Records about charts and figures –
-*-*-
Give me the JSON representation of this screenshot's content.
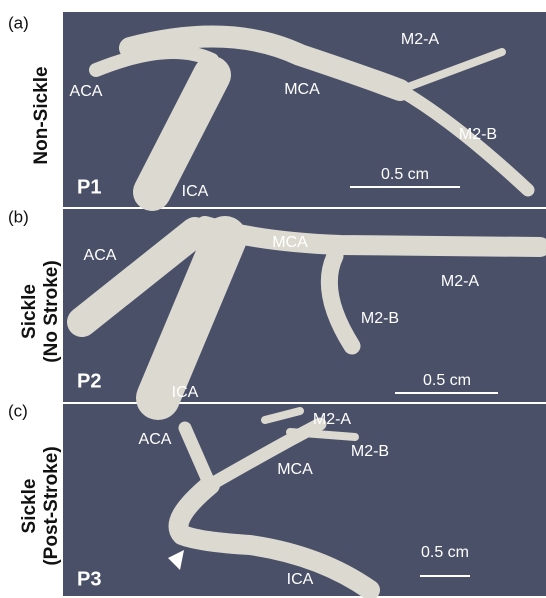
{
  "panels": [
    {
      "letter": "(a)",
      "row_label": [
        "Non-Sickle"
      ],
      "patient": "P1",
      "scale": "0.5 cm",
      "vessels": [
        "ACA",
        "MCA",
        "M2-A",
        "M2-B",
        "ICA"
      ]
    },
    {
      "letter": "(b)",
      "row_label": [
        "Sickle",
        "(No Stroke)"
      ],
      "patient": "P2",
      "scale": "0.5 cm",
      "vessels": [
        "ACA",
        "MCA",
        "M2-A",
        "M2-B",
        "ICA"
      ]
    },
    {
      "letter": "(c)",
      "row_label": [
        "Sickle",
        "(Post-Stroke)"
      ],
      "patient": "P3",
      "scale": "0.5 cm",
      "vessels": [
        "ACA",
        "MCA",
        "M2-A",
        "M2-B",
        "ICA"
      ]
    }
  ]
}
-*-*-
What is needed – Excluding the pictures, restate the records above word for word.

Output for this exercise –
Give me the JSON representation of this screenshot's content.
{
  "panels": [
    {
      "letter": "(a)",
      "row_label": [
        "Non-Sickle"
      ],
      "patient": "P1",
      "scale": "0.5 cm",
      "vessels": [
        "ACA",
        "MCA",
        "M2-A",
        "M2-B",
        "ICA"
      ]
    },
    {
      "letter": "(b)",
      "row_label": [
        "Sickle",
        "(No Stroke)"
      ],
      "patient": "P2",
      "scale": "0.5 cm",
      "vessels": [
        "ACA",
        "MCA",
        "M2-A",
        "M2-B",
        "ICA"
      ]
    },
    {
      "letter": "(c)",
      "row_label": [
        "Sickle",
        "(Post-Stroke)"
      ],
      "patient": "P3",
      "scale": "0.5 cm",
      "vessels": [
        "ACA",
        "MCA",
        "M2-A",
        "M2-B",
        "ICA"
      ]
    }
  ]
}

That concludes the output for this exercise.